Data shown -
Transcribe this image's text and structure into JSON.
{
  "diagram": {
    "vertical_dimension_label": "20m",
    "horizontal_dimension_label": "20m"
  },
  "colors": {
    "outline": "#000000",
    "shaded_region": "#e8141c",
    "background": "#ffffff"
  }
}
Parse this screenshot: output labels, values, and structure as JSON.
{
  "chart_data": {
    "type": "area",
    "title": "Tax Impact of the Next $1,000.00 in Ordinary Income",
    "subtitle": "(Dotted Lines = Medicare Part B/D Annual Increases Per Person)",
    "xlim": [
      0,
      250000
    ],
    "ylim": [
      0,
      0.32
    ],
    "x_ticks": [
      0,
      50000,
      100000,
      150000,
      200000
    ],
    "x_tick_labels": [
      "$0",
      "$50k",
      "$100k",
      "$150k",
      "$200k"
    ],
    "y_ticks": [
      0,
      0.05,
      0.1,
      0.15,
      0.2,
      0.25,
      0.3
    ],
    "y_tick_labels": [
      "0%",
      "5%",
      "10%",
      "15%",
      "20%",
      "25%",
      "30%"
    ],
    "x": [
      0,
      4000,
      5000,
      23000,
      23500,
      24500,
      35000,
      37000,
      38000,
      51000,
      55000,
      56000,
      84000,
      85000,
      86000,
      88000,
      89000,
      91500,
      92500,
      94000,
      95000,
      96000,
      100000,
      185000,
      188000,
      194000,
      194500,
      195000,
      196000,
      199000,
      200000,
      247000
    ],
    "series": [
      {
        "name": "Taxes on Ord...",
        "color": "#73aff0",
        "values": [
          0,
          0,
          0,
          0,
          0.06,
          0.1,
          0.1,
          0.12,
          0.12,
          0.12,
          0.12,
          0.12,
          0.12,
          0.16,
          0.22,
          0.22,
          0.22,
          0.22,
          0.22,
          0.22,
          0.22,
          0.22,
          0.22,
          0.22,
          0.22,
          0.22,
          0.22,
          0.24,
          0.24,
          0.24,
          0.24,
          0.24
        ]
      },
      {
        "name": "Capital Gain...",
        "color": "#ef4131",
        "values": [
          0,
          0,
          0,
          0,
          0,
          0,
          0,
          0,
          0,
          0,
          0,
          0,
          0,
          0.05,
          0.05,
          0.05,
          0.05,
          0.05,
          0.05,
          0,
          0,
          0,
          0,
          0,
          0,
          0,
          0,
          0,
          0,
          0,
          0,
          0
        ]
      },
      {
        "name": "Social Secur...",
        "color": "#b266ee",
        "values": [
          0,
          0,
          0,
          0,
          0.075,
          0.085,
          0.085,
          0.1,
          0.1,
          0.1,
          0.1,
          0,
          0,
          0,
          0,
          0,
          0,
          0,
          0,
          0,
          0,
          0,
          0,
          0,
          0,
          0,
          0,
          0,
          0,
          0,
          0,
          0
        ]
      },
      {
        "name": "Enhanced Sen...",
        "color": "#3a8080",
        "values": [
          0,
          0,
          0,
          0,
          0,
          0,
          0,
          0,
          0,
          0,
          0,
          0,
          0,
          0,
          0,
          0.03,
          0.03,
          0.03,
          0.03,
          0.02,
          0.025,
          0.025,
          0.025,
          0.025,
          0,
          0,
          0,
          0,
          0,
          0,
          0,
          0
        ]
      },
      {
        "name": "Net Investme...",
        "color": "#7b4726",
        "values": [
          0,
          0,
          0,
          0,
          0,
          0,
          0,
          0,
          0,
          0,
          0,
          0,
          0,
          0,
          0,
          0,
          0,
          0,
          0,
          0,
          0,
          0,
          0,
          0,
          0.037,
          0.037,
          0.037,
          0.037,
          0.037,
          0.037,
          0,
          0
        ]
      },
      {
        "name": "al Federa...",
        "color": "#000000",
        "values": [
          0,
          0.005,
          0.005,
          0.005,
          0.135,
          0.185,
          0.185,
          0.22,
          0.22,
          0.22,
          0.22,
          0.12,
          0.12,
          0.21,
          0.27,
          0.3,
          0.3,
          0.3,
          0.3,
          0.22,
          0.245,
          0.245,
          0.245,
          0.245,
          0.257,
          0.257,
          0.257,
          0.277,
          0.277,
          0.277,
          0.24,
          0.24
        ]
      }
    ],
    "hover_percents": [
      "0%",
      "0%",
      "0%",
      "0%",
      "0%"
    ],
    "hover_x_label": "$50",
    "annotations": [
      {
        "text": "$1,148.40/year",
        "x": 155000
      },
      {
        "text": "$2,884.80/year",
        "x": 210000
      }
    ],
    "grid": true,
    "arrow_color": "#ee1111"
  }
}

Aim of the exercise -
Within the records, how many lines include "this"? The answer is the number and nothing else.

Answer -
2